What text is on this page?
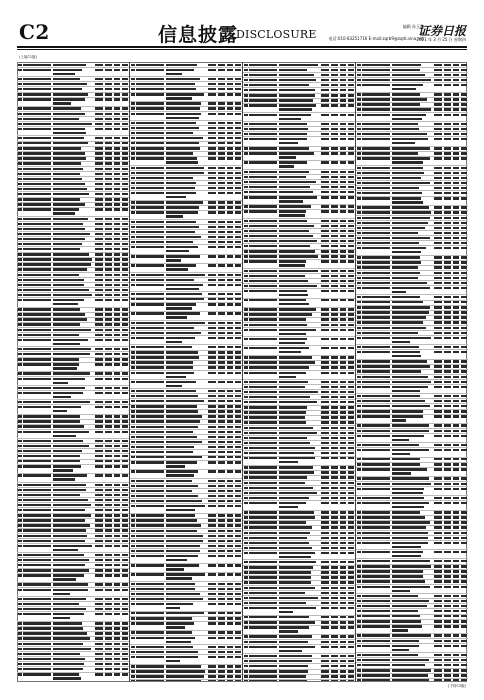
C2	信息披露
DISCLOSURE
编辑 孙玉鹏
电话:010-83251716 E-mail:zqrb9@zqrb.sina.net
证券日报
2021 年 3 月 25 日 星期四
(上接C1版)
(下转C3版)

#####

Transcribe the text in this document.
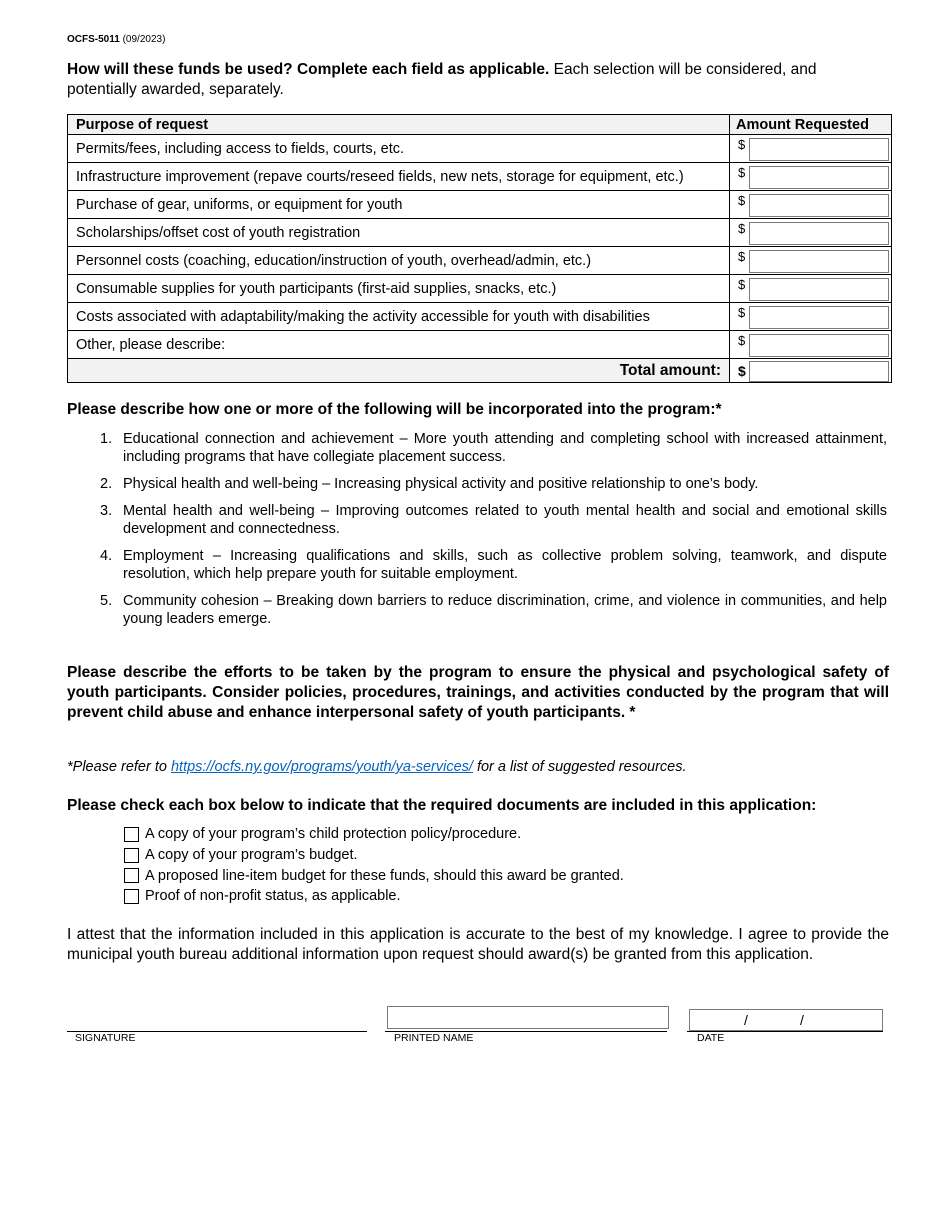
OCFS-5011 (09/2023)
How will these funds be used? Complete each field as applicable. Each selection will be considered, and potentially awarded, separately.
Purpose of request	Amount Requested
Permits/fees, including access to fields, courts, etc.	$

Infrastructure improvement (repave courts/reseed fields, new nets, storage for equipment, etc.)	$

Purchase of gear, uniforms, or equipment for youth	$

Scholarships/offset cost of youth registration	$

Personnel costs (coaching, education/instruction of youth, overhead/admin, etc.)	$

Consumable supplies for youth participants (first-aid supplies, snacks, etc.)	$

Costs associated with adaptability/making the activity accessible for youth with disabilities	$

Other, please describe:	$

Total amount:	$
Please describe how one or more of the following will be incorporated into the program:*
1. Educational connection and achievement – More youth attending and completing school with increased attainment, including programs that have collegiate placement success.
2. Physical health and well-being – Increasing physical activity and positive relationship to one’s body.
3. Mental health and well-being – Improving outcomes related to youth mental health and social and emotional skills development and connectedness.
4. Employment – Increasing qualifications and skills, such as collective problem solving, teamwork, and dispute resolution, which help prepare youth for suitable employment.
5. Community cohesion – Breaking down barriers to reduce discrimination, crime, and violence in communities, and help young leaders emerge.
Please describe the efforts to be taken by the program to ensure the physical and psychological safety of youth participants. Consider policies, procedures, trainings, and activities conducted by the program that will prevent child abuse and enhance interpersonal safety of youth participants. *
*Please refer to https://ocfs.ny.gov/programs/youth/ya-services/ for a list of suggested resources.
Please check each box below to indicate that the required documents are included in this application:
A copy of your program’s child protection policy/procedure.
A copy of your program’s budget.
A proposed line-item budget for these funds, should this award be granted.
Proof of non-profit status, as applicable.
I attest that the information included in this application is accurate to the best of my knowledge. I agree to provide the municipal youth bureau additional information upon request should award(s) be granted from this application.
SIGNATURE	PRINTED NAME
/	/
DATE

#####

* _What is being asked_:
In the listing above, find the lines holding the word "Increasing" and copy them.

* _Response to the exercise_:
2. Physical health and well-being – Increasing physical activity and positive relationship to one’s body.
4. Employment – Increasing qualifications and skills, such as collective problem solving, teamwork, and dispute resolution, which help prepare youth for suitable employment.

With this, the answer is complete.